→ Given task: In the data below, find every line with the string "绘图板一个" and pull it out.

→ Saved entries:
----

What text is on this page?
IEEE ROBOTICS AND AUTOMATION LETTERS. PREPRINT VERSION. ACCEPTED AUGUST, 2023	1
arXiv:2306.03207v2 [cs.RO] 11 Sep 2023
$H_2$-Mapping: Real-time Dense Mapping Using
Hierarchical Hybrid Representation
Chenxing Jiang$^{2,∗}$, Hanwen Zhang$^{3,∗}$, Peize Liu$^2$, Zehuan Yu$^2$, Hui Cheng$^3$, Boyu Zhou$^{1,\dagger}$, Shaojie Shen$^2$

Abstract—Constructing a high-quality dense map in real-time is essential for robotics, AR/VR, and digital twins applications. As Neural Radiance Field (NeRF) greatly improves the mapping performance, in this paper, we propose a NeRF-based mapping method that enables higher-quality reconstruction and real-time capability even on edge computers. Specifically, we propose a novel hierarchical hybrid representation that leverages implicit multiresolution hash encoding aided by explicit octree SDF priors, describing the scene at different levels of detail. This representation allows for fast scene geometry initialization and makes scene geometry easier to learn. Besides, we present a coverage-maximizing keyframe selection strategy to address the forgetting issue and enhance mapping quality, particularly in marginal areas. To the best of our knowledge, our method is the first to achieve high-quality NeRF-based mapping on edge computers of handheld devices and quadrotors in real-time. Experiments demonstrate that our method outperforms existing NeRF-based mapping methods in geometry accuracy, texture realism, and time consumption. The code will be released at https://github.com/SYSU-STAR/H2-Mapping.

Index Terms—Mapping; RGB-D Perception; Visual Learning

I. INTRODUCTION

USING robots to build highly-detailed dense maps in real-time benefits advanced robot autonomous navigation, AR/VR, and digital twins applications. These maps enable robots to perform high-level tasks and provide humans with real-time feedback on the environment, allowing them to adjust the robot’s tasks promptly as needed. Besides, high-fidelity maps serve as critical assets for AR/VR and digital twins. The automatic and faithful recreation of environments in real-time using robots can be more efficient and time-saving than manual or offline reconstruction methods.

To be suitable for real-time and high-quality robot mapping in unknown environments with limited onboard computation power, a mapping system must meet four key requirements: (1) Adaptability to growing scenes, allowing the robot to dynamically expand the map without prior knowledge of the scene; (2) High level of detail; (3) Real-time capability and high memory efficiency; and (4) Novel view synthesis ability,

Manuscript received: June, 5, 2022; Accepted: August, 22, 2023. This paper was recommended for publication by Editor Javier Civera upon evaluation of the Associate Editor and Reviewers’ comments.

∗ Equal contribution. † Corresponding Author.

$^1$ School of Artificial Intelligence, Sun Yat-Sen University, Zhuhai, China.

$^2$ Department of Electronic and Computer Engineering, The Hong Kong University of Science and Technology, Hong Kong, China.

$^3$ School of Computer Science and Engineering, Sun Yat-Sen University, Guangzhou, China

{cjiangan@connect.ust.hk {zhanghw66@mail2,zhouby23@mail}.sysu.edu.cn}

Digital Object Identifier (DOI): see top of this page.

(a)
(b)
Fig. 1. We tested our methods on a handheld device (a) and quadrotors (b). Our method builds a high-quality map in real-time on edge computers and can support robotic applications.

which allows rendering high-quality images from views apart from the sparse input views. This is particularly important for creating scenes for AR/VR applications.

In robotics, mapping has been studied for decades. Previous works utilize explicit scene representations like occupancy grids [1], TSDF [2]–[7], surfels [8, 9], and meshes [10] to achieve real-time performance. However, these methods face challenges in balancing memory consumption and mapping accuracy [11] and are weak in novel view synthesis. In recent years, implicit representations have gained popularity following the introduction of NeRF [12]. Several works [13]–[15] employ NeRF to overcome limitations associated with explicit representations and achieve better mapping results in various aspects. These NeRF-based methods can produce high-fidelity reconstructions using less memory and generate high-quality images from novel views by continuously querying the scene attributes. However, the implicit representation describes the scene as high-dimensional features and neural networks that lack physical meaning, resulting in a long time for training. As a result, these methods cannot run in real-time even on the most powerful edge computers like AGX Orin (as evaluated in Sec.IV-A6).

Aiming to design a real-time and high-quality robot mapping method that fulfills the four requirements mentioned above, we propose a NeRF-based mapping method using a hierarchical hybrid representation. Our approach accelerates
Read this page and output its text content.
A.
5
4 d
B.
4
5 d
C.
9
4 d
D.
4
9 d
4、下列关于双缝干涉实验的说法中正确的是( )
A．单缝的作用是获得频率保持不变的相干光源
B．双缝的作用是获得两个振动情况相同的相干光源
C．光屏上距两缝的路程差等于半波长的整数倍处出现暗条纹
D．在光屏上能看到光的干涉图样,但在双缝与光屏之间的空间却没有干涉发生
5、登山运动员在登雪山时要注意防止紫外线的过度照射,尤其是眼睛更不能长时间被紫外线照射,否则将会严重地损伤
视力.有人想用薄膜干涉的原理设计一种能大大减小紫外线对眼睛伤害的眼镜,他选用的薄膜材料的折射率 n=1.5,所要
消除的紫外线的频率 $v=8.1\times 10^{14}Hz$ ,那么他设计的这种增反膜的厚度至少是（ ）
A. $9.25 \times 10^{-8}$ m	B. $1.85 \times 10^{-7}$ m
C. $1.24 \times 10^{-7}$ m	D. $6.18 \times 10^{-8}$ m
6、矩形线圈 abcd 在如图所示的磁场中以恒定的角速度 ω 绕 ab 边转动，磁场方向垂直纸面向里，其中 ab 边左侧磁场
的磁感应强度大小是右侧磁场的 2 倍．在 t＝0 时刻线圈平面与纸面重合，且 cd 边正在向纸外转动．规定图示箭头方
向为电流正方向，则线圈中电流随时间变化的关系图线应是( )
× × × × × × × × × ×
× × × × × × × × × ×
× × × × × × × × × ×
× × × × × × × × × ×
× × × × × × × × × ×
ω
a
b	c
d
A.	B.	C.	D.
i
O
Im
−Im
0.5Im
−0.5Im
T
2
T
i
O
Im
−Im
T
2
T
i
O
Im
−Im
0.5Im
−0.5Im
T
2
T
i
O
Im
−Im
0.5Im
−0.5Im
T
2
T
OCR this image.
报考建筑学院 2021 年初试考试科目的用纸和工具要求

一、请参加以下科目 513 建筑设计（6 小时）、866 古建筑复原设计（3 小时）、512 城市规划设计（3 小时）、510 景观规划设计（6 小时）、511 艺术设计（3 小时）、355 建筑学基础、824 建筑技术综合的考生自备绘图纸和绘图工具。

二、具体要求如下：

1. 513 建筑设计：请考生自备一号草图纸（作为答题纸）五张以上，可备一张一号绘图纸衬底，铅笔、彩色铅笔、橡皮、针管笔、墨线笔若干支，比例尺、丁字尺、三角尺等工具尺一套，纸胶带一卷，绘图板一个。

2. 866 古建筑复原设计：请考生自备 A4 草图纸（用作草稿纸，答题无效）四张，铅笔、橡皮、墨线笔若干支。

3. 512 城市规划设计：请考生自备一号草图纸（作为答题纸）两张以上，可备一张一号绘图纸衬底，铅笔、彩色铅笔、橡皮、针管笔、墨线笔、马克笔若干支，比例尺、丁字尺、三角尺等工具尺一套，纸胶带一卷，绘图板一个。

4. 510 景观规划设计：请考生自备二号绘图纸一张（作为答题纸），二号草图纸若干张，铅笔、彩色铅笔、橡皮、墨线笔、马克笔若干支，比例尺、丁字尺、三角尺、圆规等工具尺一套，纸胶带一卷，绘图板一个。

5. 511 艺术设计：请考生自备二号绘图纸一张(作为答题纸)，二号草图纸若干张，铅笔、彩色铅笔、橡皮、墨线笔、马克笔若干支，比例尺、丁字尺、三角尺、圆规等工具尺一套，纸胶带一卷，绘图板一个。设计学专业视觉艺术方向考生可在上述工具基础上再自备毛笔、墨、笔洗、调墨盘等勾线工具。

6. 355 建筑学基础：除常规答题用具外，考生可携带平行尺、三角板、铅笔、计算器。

----

→ Full solution:
1. 513 建筑设计：请考生自备一号草图纸（作为答题纸）五张以上，可备一张一号绘图纸衬底，铅笔、彩色铅笔、橡皮、针管笔、墨线笔若干支，比例尺、丁字尺、三角尺等工具尺一套，纸胶带一卷，绘图板一个。
3. 512 城市规划设计：请考生自备一号草图纸（作为答题纸）两张以上，可备一张一号绘图纸衬底，铅笔、彩色铅笔、橡皮、针管笔、墨线笔、马克笔若干支，比例尺、丁字尺、三角尺等工具尺一套，纸胶带一卷，绘图板一个。
4. 510 景观规划设计：请考生自备二号绘图纸一张（作为答题纸），二号草图纸若干张，铅笔、彩色铅笔、橡皮、墨线笔、马克笔若干支，比例尺、丁字尺、三角尺、圆规等工具尺一套，纸胶带一卷，绘图板一个。
5. 511 艺术设计：请考生自备二号绘图纸一张(作为答题纸)，二号草图纸若干张，铅笔、彩色铅笔、橡皮、墨线笔、马克笔若干支，比例尺、丁字尺、三角尺、圆规等工具尺一套，纸胶带一卷，绘图板一个。设计学专业视觉艺术方向考生可在上述工具基础上再自备毛笔、墨、笔洗、调墨盘等勾线工具。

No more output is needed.